[Dataset records]
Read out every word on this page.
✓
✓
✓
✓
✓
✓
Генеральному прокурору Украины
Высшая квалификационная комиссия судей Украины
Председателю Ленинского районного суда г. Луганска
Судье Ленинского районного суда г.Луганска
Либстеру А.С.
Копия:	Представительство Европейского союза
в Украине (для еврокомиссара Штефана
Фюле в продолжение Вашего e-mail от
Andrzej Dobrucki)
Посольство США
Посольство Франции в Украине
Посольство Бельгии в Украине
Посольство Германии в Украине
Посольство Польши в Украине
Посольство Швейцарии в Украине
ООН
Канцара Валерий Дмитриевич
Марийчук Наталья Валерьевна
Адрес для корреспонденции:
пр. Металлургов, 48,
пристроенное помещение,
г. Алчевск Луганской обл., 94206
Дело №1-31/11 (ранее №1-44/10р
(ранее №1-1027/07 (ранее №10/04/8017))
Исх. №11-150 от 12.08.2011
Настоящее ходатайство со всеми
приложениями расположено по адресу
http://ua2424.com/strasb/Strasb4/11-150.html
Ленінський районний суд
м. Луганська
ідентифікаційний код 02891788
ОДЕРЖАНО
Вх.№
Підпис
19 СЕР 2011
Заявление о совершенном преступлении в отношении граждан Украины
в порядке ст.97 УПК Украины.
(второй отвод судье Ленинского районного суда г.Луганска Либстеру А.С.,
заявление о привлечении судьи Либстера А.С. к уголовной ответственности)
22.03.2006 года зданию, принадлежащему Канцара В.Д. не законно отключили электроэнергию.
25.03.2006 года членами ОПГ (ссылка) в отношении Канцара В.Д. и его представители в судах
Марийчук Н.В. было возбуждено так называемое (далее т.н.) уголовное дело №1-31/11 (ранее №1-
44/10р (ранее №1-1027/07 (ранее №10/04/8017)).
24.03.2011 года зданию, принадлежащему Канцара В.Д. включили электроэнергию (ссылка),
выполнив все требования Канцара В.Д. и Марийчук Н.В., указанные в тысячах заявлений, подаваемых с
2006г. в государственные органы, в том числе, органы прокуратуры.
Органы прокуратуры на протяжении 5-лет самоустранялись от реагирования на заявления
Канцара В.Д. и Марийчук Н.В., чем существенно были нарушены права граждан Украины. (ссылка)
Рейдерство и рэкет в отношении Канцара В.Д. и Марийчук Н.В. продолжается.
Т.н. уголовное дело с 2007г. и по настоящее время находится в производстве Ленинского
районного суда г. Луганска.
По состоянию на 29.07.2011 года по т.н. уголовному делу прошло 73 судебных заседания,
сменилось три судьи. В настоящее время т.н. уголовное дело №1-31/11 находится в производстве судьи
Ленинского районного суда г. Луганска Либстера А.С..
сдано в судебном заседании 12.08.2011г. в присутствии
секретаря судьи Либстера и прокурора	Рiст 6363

▶ **WORK TO COMPLETE**
Reproduce each line of the material above precisely.

▶ **WRITTEN REPLY**
Read out every word on this page.
✓
✓
✓
✓
✓
✓
Генеральному прокурору Украины
Высшая квалификационная комиссия судей Украины
Председателю Ленинского районного суда г. Луганска
Судье Ленинского районного суда г.Луганска
Либстеру А.С.
Копия:	Представительство Европейского союза
в Украине (для еврокомиссара Штефана
Фюле в продолжение Вашего e-mail от
Andrzej Dobrucki)
Посольство США
Посольство Франции в Украине
Посольство Бельгии в Украине
Посольство Германии в Украине
Посольство Польши в Украине
Посольство Швейцарии в Украине
ООН
Канцара Валерий Дмитриевич
Марийчук Наталья Валерьевна
Адрес для корреспонденции:
пр. Металлургов, 48,
пристроенное помещение,
г. Алчевск Луганской обл., 94206
Дело №1-31/11 (ранее №1-44/10р
(ранее №1-1027/07 (ранее №10/04/8017))
Исх. №11-150 от 12.08.2011
Настоящее ходатайство со всеми
приложениями расположено по адресу
http://ua2424.com/strasb/Strasb4/11-150.html
Ленінський районний суд
м. Луганська
ідентифікаційний код 02891788
ОДЕРЖАНО
Вх.№
Підпис
19 СЕР 2011
Заявление о совершенном преступлении в отношении граждан Украины
в порядке ст.97 УПК Украины.
(второй отвод судье Ленинского районного суда г.Луганска Либстеру А.С.,
заявление о привлечении судьи Либстера А.С. к уголовной ответственности)
22.03.2006 года зданию, принадлежащему Канцара В.Д. не законно отключили электроэнергию.
25.03.2006 года членами ОПГ (ссылка) в отношении Канцара В.Д. и его представители в судах
Марийчук Н.В. было возбуждено так называемое (далее т.н.) уголовное дело №1-31/11 (ранее №1-
44/10р (ранее №1-1027/07 (ранее №10/04/8017)).
24.03.2011 года зданию, принадлежащему Канцара В.Д. включили электроэнергию (ссылка),
выполнив все требования Канцара В.Д. и Марийчук Н.В., указанные в тысячах заявлений, подаваемых с
2006г. в государственные органы, в том числе, органы прокуратуры.
Органы прокуратуры на протяжении 5-лет самоустранялись от реагирования на заявления
Канцара В.Д. и Марийчук Н.В., чем существенно были нарушены права граждан Украины. (ссылка)
Рейдерство и рэкет в отношении Канцара В.Д. и Марийчук Н.В. продолжается.
Т.н. уголовное дело с 2007г. и по настоящее время находится в производстве Ленинского
районного суда г. Луганска.
По состоянию на 29.07.2011 года по т.н. уголовному делу прошло 73 судебных заседания,
сменилось три судьи. В настоящее время т.н. уголовное дело №1-31/11 находится в производстве судьи
Ленинского районного суда г. Луганска Либстера А.С..
сдано в судебном заседании 12.08.2011г. в присутствии
секретаря судьи Либстера и прокурора	Рiст 6363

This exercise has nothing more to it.